■ **문제 설명**
"x-tick-label: 0 xyxy=(461,363,480,372)" 내용이 담긴 줄에서 시작해 "y-tick-label: 50 xyxy=(47,10,67,30)" 내용이 담긴 줄까지 이어지는 줄들만 갱신해 다시 적으세요. 그 안의 "bar" 대신 "column" 표현을 넣고 나머지는 모두 그대로 두세요.

■ **영역 주석 기록**
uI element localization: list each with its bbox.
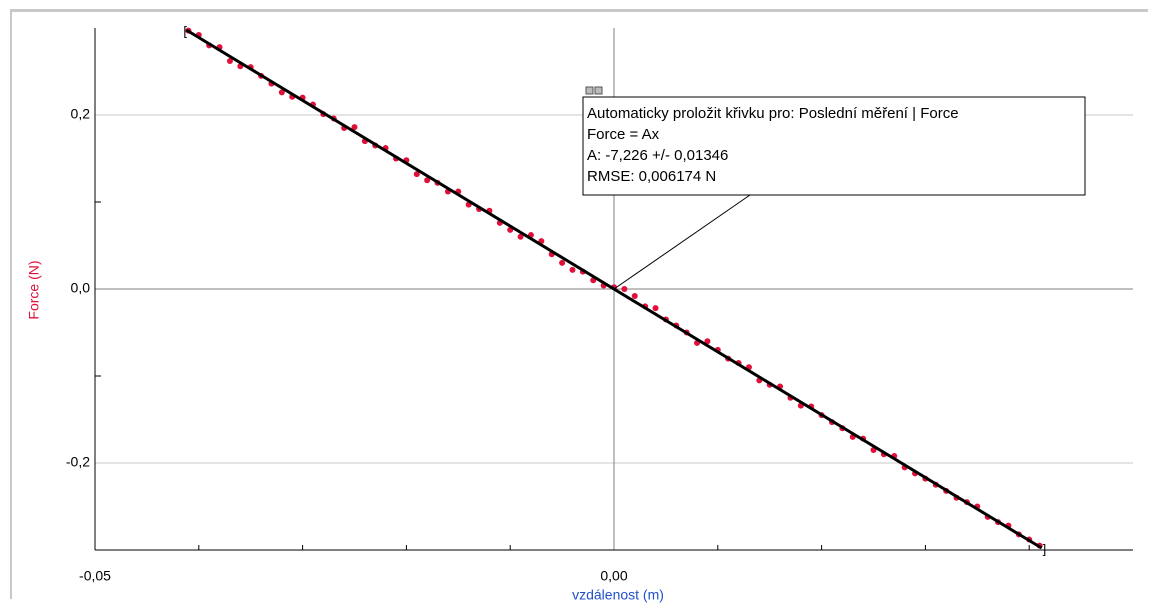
box-icon [594,86,603,95]
data-point [621,286,628,292]
y-axis-label: Force (N) [26,260,42,319]
data-point [652,305,659,312]
x-tick-label: 0,00 [600,568,627,584]
y-tick-label: -0,2 [66,454,90,470]
data-point [704,338,711,345]
annotation-line: A: -7,226 +/- 0,01346 [587,147,728,164]
range-bracket: ] [1043,541,1047,556]
data-point [424,177,431,184]
data-point [517,233,524,240]
y-tick-label: 0,2 [71,106,91,122]
data-point [569,266,576,273]
annotation-line: RMSE: 0,006174 N [587,168,716,185]
data-point [631,292,638,299]
box-icon [585,86,594,95]
data-point [278,89,285,96]
annotation-line: Automaticky proložit křivku pro: Posledn… [587,105,959,122]
data-point [559,259,566,266]
window-edge [10,9,12,599]
x-axis-label: vzdálenost (m) [572,587,664,603]
range-bracket: [ [183,23,187,38]
data-point [226,58,233,65]
window-edge [10,9,1148,12]
data-point [413,171,420,178]
data-point [351,124,358,131]
annotation-line: Force = Ax [587,126,660,143]
y-tick-label: 0,0 [71,280,91,296]
annotation-box [582,96,1086,196]
x-tick-label: -0,05 [79,568,111,584]
leader-line [613,194,751,290]
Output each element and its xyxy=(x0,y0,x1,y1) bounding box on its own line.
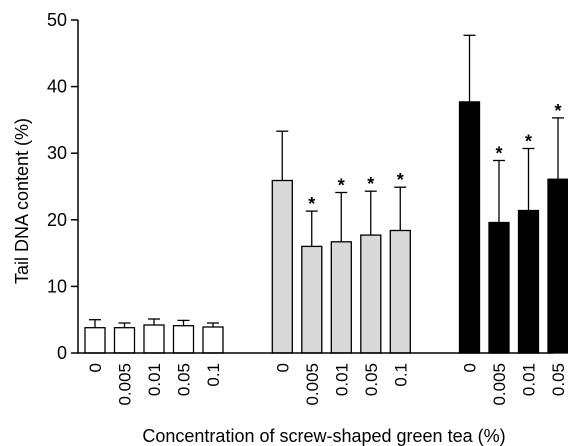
x-tick-label: 0 xyxy=(461,363,480,372)
bar xyxy=(301,245,323,354)
bar xyxy=(458,101,481,354)
x-tick-label: 0.01 xyxy=(145,363,164,396)
x-tick-label: 0.01 xyxy=(520,363,539,396)
bar xyxy=(172,325,195,354)
bar xyxy=(271,179,293,354)
axes-layer xyxy=(71,19,553,354)
bar xyxy=(389,229,411,354)
y-axis-title: Tail DNA content (%) xyxy=(12,118,32,284)
y-tick-label: 50 xyxy=(47,10,67,30)
significance-star: * xyxy=(308,194,315,214)
x-tick-label: 0.005 xyxy=(490,363,509,406)
x-tick-label: 0.005 xyxy=(303,363,322,406)
bar xyxy=(360,234,382,354)
significance-star: * xyxy=(397,170,404,190)
bar xyxy=(330,241,352,354)
x-tick-label: 0 xyxy=(86,363,105,372)
bar xyxy=(517,209,540,354)
x-tick-label: 0.05 xyxy=(362,363,381,396)
x-tick-label: 0.1 xyxy=(391,363,410,387)
x-tick-label: 0.05 xyxy=(549,363,568,396)
y-tick-label: 40 xyxy=(47,77,67,97)
bar xyxy=(113,327,136,354)
y-tick-label: 20 xyxy=(47,210,67,230)
y-tick-label: 30 xyxy=(47,143,67,163)
x-tick-label: 0 xyxy=(273,363,292,372)
bar xyxy=(202,326,224,354)
x-tick-label: 0.1 xyxy=(204,363,223,387)
significance-star: * xyxy=(338,176,345,196)
y-tick-label: 0 xyxy=(57,343,67,363)
significance-star: * xyxy=(554,101,561,121)
x-tick-label: 0.01 xyxy=(332,363,351,396)
significance-star: * xyxy=(495,144,502,164)
x-axis-title: Concentration of screw-shaped green tea … xyxy=(142,426,505,446)
bar xyxy=(84,327,106,354)
y-tick-label: 10 xyxy=(47,276,67,296)
bar xyxy=(488,221,510,354)
x-tick-label: 0.05 xyxy=(175,363,194,396)
bar xyxy=(547,178,568,354)
bars-layer xyxy=(84,34,568,354)
labels-layer: 0 0.005 0.01 0.05 0.1 0 * 0.005 * 0.01 * 0.05 * 0.1 0 *… xyxy=(47,10,568,406)
x-tick-label: 0.005 xyxy=(116,363,135,406)
significance-star: * xyxy=(525,132,532,152)
bar xyxy=(143,324,165,354)
significance-star: * xyxy=(367,174,374,194)
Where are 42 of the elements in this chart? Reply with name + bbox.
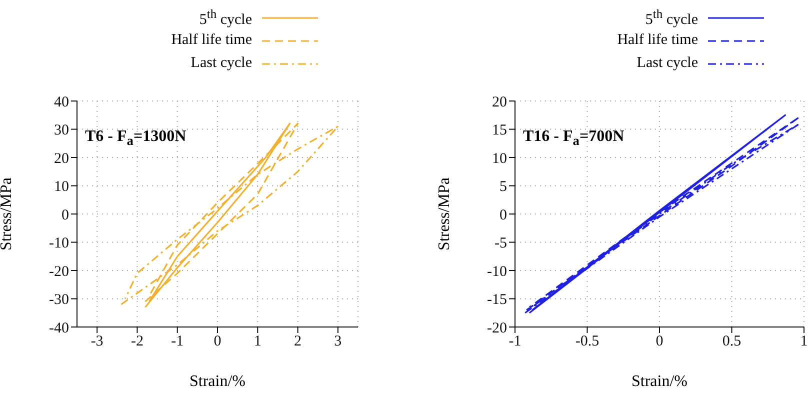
y-tick-label: 5 — [500, 179, 507, 196]
y-tick-label: -30 — [49, 292, 69, 308]
y-tick-label: 40 — [54, 94, 69, 110]
y-tick-label: 15 — [492, 122, 507, 139]
x-axis-title: Strain/% — [630, 373, 688, 391]
y-tick-label: -10 — [49, 236, 69, 252]
y-tick-label: -10 — [487, 264, 507, 280]
y-tick-label: 30 — [54, 122, 69, 139]
x-tick-label: -3 — [90, 334, 104, 350]
legend-label: Half life time — [171, 32, 252, 49]
x-tick-label: 1 — [800, 334, 808, 350]
y-tick-label: -20 — [49, 264, 69, 280]
y-tick-label: -5 — [494, 236, 507, 252]
legend-label: Last cycle — [190, 55, 252, 72]
y-tick-label: 10 — [492, 150, 507, 167]
y-axis-title: Stress/MPa — [0, 178, 16, 250]
y-tick-label: 0 — [62, 207, 69, 224]
y-axis-title: Stress/MPa — [436, 178, 454, 250]
legend-label: 5$^{th}$ cycle — [199, 6, 252, 28]
y-tick-label: -40 — [49, 320, 69, 336]
x-tick-label: -0.5 — [575, 334, 600, 350]
x-tick-label: 0.5 — [722, 334, 742, 350]
y-tick-label: 20 — [492, 94, 507, 110]
annotation: T16 - F$_{a}$=700N — [523, 128, 624, 150]
x-tick-label: 0 — [214, 334, 222, 350]
legend-label: Last cycle — [636, 55, 698, 72]
annotation: T6 - F$_{a}$=1300N — [85, 128, 186, 150]
x-tick-label: -1 — [171, 334, 184, 350]
y-tick-label: 20 — [54, 150, 69, 167]
x-tick-label: -2 — [130, 334, 144, 350]
x-tick-label: 3 — [334, 334, 342, 350]
y-tick-label: 0 — [500, 207, 507, 224]
legend-label: Half life time — [617, 32, 698, 49]
y-tick-label: -15 — [487, 292, 507, 308]
x-tick-label: 1 — [254, 334, 262, 350]
legend-label: 5$^{th}$ cycle — [645, 6, 698, 28]
x-tick-label: 2 — [294, 334, 302, 350]
x-axis-title: Strain/% — [188, 373, 246, 391]
y-tick-label: 10 — [54, 179, 69, 196]
x-tick-label: 0 — [656, 334, 664, 350]
y-tick-label: -20 — [487, 320, 507, 336]
x-tick-label: -1 — [508, 334, 522, 350]
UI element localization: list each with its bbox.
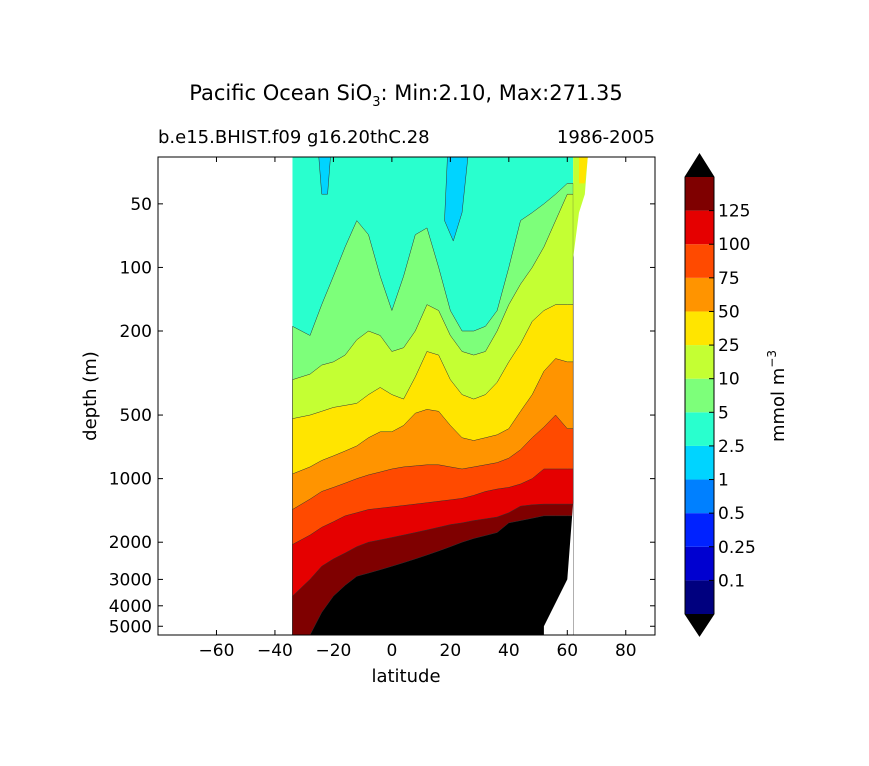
colorbar-segment xyxy=(685,412,714,446)
field-patch-low-north xyxy=(444,157,469,242)
bathymetry-mask xyxy=(321,502,574,635)
x-axis-ticks: −60 −40 −20 0 20 40 60 80 xyxy=(199,157,637,661)
x-tick-label: 0 xyxy=(386,641,397,661)
colorbar-tick-label: 2.5 xyxy=(718,437,745,457)
x-tick-label: 80 xyxy=(615,641,637,661)
colorbar-segment xyxy=(685,546,714,581)
plot-area: −60 −40 −20 0 20 40 60 80 50 100 200 500 1000 2000 30… xyxy=(109,156,656,661)
field-band-north-shelf-inner xyxy=(578,157,588,184)
colorbar-tick-label: 1 xyxy=(718,471,729,491)
y-tick-label: 50 xyxy=(130,195,152,215)
y-tick-label: 4000 xyxy=(109,597,152,617)
y-tick-label: 1000 xyxy=(109,470,152,490)
colorbar-tick-label: 25 xyxy=(718,336,740,356)
y-tick-label: 100 xyxy=(120,258,152,278)
colorbar-segment xyxy=(685,311,714,346)
colorbar-label: mmol m−3 xyxy=(765,350,789,442)
colorbar-tick-label: 75 xyxy=(718,269,740,289)
colorbar-tick-label: 5 xyxy=(718,403,729,423)
chart-title: Pacific Ocean SiO3: Min:2.10, Max:271.35 xyxy=(189,81,622,110)
y-tick-label: 500 xyxy=(120,406,152,426)
colorbar-tick-label: 0.1 xyxy=(718,571,745,591)
colorbar-tick-label: 0.5 xyxy=(718,504,745,524)
colorbar-tick-label: 125 xyxy=(718,202,750,222)
colorbar-segment xyxy=(685,177,714,211)
y-tick-label: 200 xyxy=(120,322,152,342)
colorbar-tick-label: 50 xyxy=(718,302,740,322)
x-tick-label: −60 xyxy=(199,641,235,661)
colorbar-segment xyxy=(685,210,714,245)
x-tick-label: 60 xyxy=(556,641,578,661)
colorbar-extend-top xyxy=(685,154,714,177)
x-axis-label: latitude xyxy=(371,666,440,687)
y-tick-label: 5000 xyxy=(109,617,152,637)
x-tick-label: −40 xyxy=(257,641,293,661)
colorbar-segment xyxy=(685,479,714,514)
colorbar-outline xyxy=(684,153,715,637)
x-tick-label: 20 xyxy=(440,641,462,661)
colorbar-tick-label: 10 xyxy=(718,370,740,390)
colorbar-segment xyxy=(685,580,714,614)
colorbar-segment xyxy=(685,244,714,278)
colorbar-segment xyxy=(685,378,714,413)
colorbar: 0.1 0.25 0.5 1 2.5 5 10 25 50 75 100 125 xyxy=(684,153,756,637)
y-tick-label: 3000 xyxy=(109,570,152,590)
contour-field xyxy=(292,157,588,635)
plot-frame xyxy=(157,156,656,636)
colorbar-segment xyxy=(685,445,714,480)
colorbar-segment xyxy=(685,345,714,379)
chart-subtitle-left: b.e15.BHIST.f09 g16.20thC.28 xyxy=(158,127,430,148)
chart-subtitle-right: 1986-2005 xyxy=(557,127,655,148)
colorbar-tick-label: 0.25 xyxy=(718,538,756,558)
x-tick-label: 40 xyxy=(498,641,520,661)
x-tick-label: −20 xyxy=(315,641,351,661)
colorbar-extend-bottom xyxy=(685,614,714,636)
colorbar-segment xyxy=(685,277,714,312)
colorbar-tick-label: 100 xyxy=(718,235,750,255)
y-tick-label: 2000 xyxy=(109,533,152,553)
colorbar-segment xyxy=(685,513,714,547)
no-data-region xyxy=(543,502,574,635)
y-axis-label: depth (m) xyxy=(80,351,101,441)
field-patch-low-south xyxy=(318,157,331,195)
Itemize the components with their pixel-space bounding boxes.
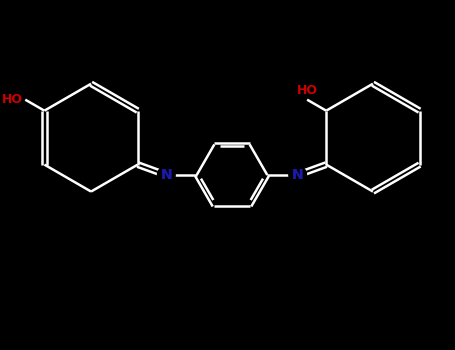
Text: N: N [161,168,172,182]
Text: HO: HO [2,93,23,106]
Text: HO: HO [297,84,318,97]
Circle shape [157,166,175,184]
Text: N: N [292,168,303,182]
Text: N: N [292,168,303,182]
Text: N: N [161,168,172,182]
Circle shape [289,166,307,184]
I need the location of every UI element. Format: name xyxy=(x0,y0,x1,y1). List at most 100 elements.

■ **연습 풀이**
x-tick-label: 0 xyxy=(461,363,480,372)
column xyxy=(301,245,323,354)
column xyxy=(458,101,481,354)
x-tick-label: 0.01 xyxy=(145,363,164,396)
x-tick-label: 0.01 xyxy=(520,363,539,396)
column xyxy=(172,325,195,354)
column xyxy=(271,179,293,354)
axes-layer xyxy=(71,19,553,354)
column xyxy=(389,229,411,354)
y-axis-title: Tail DNA content (%) xyxy=(12,118,32,284)
y-tick-label: 50 xyxy=(47,10,67,30)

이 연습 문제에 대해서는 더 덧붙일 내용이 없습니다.